— Begin Material for this task —

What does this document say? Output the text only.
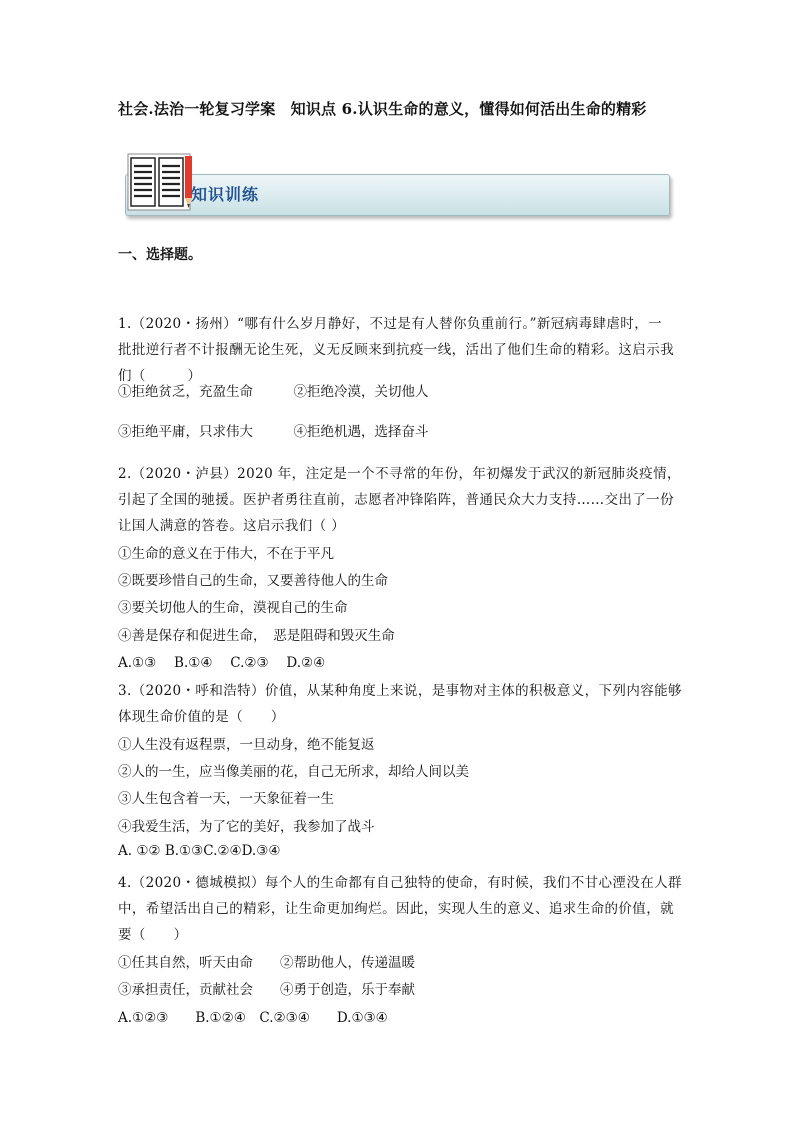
社会.法治一轮复习学案　知识点 6.认识生命的意义，懂得如何活出生命的精彩
知识训练
一、选择题。
1.（2020・扬州）“哪有什么岁月静好，不过是有人替你负重前行。”新冠病毒肆虐时，一
批批逆行者不计报酬无论生死，义无反顾来到抗疫一线，活出了他们生命的精彩。这启示我
们（　　　）
①拒绝贫乏，充盈生命　　　②拒绝冷漠，关切他人
③拒绝平庸，只求伟大　　　④拒绝机遇，选择奋斗
2.（2020・泸县）2020 年，注定是一个不寻常的年份，年初爆发于武汉的新冠肺炎疫情，
引起了全国的驰援。医护者勇往直前，志愿者冲锋陷阵，普通民众大力支持……交出了一份
让国人满意的答卷。这启示我们（ ）
①生命的意义在于伟大，不在于平凡
②既要珍惜自己的生命，又要善待他人的生命
③要关切他人的生命，漠视自己的生命
④善是保存和促进生命，　恶是阻碍和毁灭生命
A.①③　 B.①④　 C.②③　 D.②④
3.（2020・呼和浩特）价值，从某种角度上来说，是事物对主体的积极意义，下列内容能够
体现生命价值的是（　　）
①人生没有返程票，一旦动身，绝不能复返
②人的一生，应当像美丽的花，自己无所求，却给人间以美
③人生包含着一天，一天象征着一生
④我爱生活，为了它的美好，我参加了战斗
A. ①② B.①③C.②④D.③④
4.（2020・德城模拟）每个人的生命都有自己独特的使命，有时候，我们不甘心湮没在人群
中，希望活出自己的精彩，让生命更加绚烂。因此，实现人生的意义、追求生命的价值，就
要（　　）
①任其自然，听天由命　　②帮助他人，传递温暖
③承担责任，贡献社会　　④勇于创造，乐于奉献
A.①②③　　B.①②④　C.②③④　　D.①③④
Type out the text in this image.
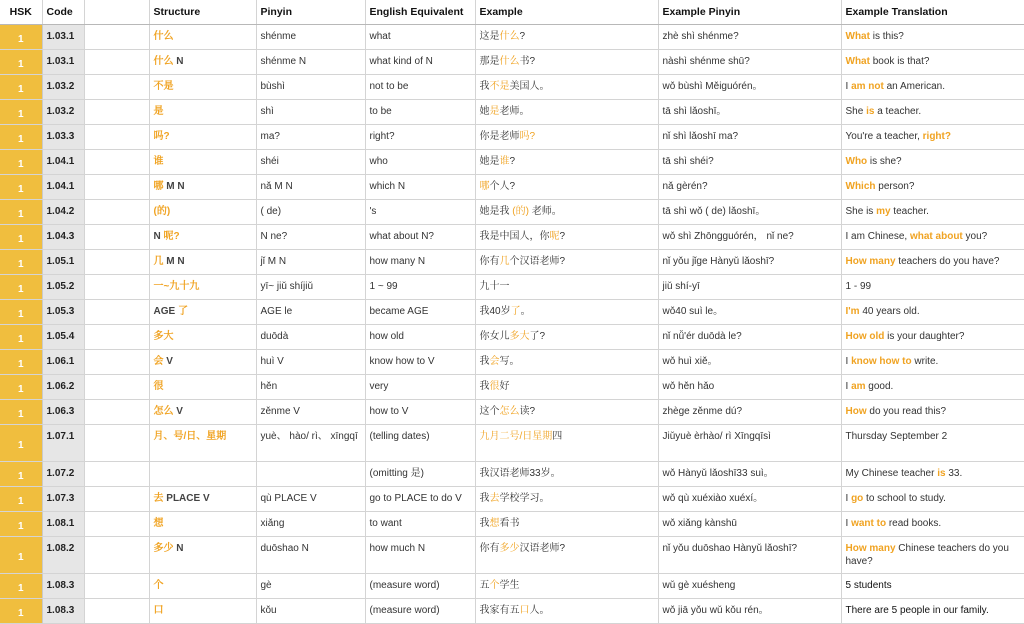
HSK	Code		Structure	Pinyin	English Equivalent	Example	Example Pinyin	Example Translation
1	1.03.1		什么	shénme	what	这是什么?	zhè shì shénme?	What is this?
1	1.03.1		什么 N	shénme N	what kind of N	那是什么书?	nàshì shénme shū?	What book is that?
1	1.03.2		不是	bùshì	not to be	我不是美国人。	wǒ bùshì Měiguórén。	I am not an American.
1	1.03.2		是	shì	to be	她是老师。	tā shì lǎoshī。	She is a teacher.
1	1.03.3		吗?	ma?	right?	你是老师吗?	nǐ shì lǎoshī ma?	You're a teacher, right?
1	1.04.1		谁	shéi	who	她是谁?	tā shì shéi?	Who is she?
1	1.04.1		哪 M N	nǎ M N	which N	哪个人?	nǎ gèrén?	Which person?
1	1.04.2		(的)	( de)	's	她是我 (的) 老师。	tā shì wǒ ( de) lǎoshī。	She is my teacher.
1	1.04.3		N 呢?	N ne?	what about N?	我是中国人，你呢?	wǒ shì Zhōngguórén， nǐ ne?	I am Chinese, what about you?
1	1.05.1		几 M N	jǐ M N	how many N	你有几个汉语老师?	nǐ yǒu jǐge Hànyǔ lǎoshī?	How many teachers do you have?
1	1.05.2		一~九十九	yī~ jiǔ shíjiǔ	1 ~ 99	九十一	jiǔ shí-yī	1 - 99
1	1.05.3		AGE 了	AGE le	became AGE	我40岁了。	wǒ40 suì le。	I'm 40 years old.
1	1.05.4		多大	duōdà	how old	你女儿多大了?	nǐ nǚ'ér duōdà le?	How old is your daughter?
1	1.06.1		会 V	huì V	know how to V	我会写。	wǒ huì xiě。	I know how to write.
1	1.06.2		很	hěn	very	我很好	wǒ hěn hǎo	I am good.
1	1.06.3		怎么 V	zěnme V	how to V	这个怎么读?	zhège zěnme dú?	How do you read this?
1	1.07.1		月、号/日、星期	yuè、 hào/ rì、 xīngqī	(telling dates)	九月二号/日星期四	Jiǔyuè èrhào/ rì Xīngqīsì	Thursday September 2
1	1.07.2				(omitting 是)	我汉语老师33岁。	wǒ Hànyǔ lǎoshī33 suì。	My Chinese teacher is 33.
1	1.07.3		去 PLACE V	qù PLACE V	go to PLACE to do V	我去学校学习。	wǒ qù xuéxiào xuéxí。	I go to school to study.
1	1.08.1		想	xiǎng	to want	我想看书	wǒ xiǎng kànshū	I want to read books.
1	1.08.2		多少 N	duōshao N	how much N	你有多少汉语老师?	nǐ yǒu duōshao Hànyǔ lǎoshī?	How many Chinese teachers do you have?
1	1.08.3		个	gè	(measure word)	五个学生	wǔ gè xuésheng	5 students
1	1.08.3		口	kǒu	(measure word)	我家有五口人。	wǒ jiā yǒu wǔ kǒu rén。	There are 5 people in our family.
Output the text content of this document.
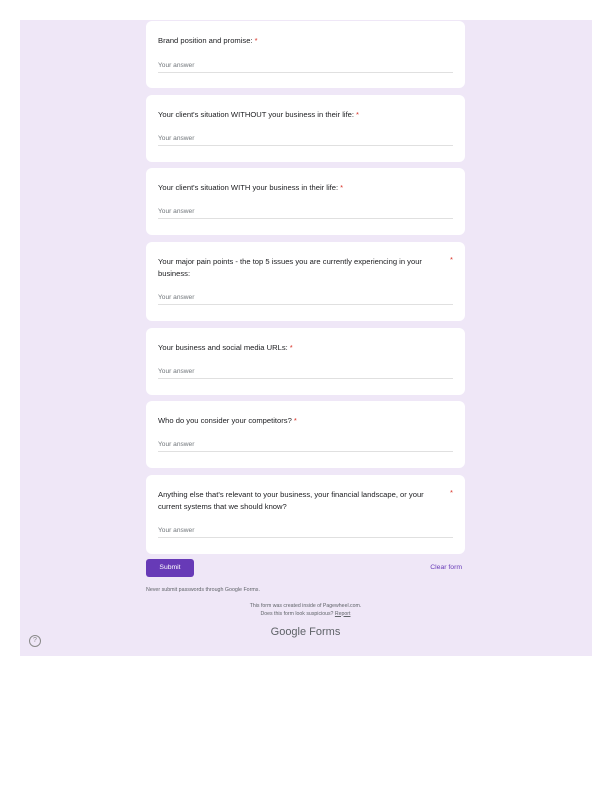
Brand position and promise: *
Your answer
Your client's situation WITHOUT your business in their life: *
Your answer
Your client's situation WITH your business in their life: *
Your answer
Your major pain points - the top 5 issues you are currently experiencing in your business:
*
Your answer
Your business and social media URLs: *
Your answer
Who do you consider your competitors? *
Your answer
Anything else that's relevant to your business, your financial landscape, or your current systems that we should know?
*
Your answer
Submit	Clear form
Never submit passwords through Google Forms.
This form was created inside of Pagewheel.com.
Does this form look suspicious? Report
Google Forms
?
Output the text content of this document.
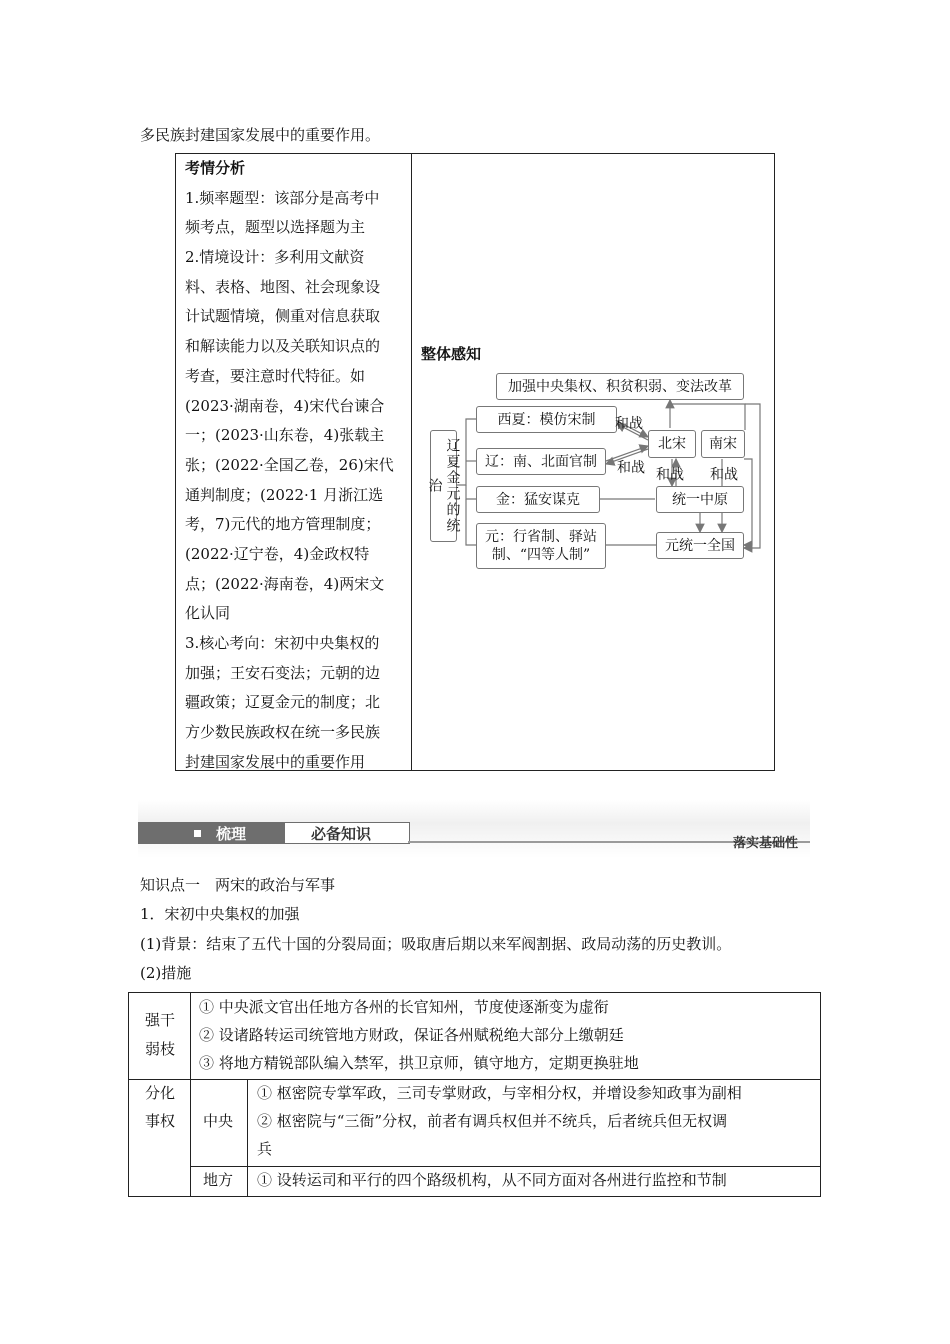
多民族封建国家发展中的重要作用。
考情分析
1.频率题型：该部分是高考中
频考点，题型以选择题为主
2.情境设计：多利用文献资
料、表格、地图、社会现象设
计试题情境，侧重对信息获取
和解读能力以及关联知识点的
考查，要注意时代特征。如
(2023·湖南卷，4)宋代台谏合
一；(2023·山东卷，4)张载主
张；(2022·全国乙卷，26)宋代
通判制度；(2022·1 月浙江选
考，7)元代的地方管理制度；
(2022·辽宁卷，4)金政权特
点；(2022·海南卷，4)两宋文
化认同
3.核心考向：宋初中央集权的
加强；王安石变法；元朝的边
疆政策；辽夏金元的制度；北
方少数民族政权在统一多民族
封建国家发展中的重要作用
整体感知
加强中央集权、积贫积弱、变法改革
辽夏金元的统治
西夏：模仿宋制
辽：南、北面官制
金：猛安谋克
元：行省制、驿站
制、“四等人制”
北宋	南宋
统一中原
元统一全国
和战
和战 和战 和战
梳理	必备知识
落实基础性
知识点一　两宋的政治与军事
1．宋初中央集权的加强
(1)背景：结束了五代十国的分裂局面；吸取唐后期以来军阀割据、政局动荡的历史教训。
(2)措施
强干
弱枝
① 中央派文官出任地方各州的长官知州，节度使逐渐变为虚衔
② 设诸路转运司统管地方财政，保证各州赋税绝大部分上缴朝廷
③ 将地方精锐部队编入禁军，拱卫京师，镇守地方，定期更换驻地
分化
事权 中央
① 枢密院专掌军政，三司专掌财政，与宰相分权，并增设参知政事为副相
② 枢密院与“三衙”分权，前者有调兵权但并不统兵，后者统兵但无权调
兵
地方 ① 设转运司和平行的四个路级机构，从不同方面对各州进行监控和节制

— End Material for this task —

(Objective) Find every line in the records above that contains the word "Chinese", and copy each one.

(Full response)
1	1.04.3		N 呢?	N ne?	what about N?	我是中国人，你呢?	wǒ shì Zhōngguórén， nǐ ne?	I am Chinese, what about you?
1	1.07.2				(omitting 是)	我汉语老师33岁。	wǒ Hànyǔ lǎoshī33 suì。	My Chinese teacher is 33.
1	1.08.2		多少 N	duōshao N	how much N	你有多少汉语老师?	nǐ yǒu duōshao Hànyǔ lǎoshī?	How many Chinese teachers do you have?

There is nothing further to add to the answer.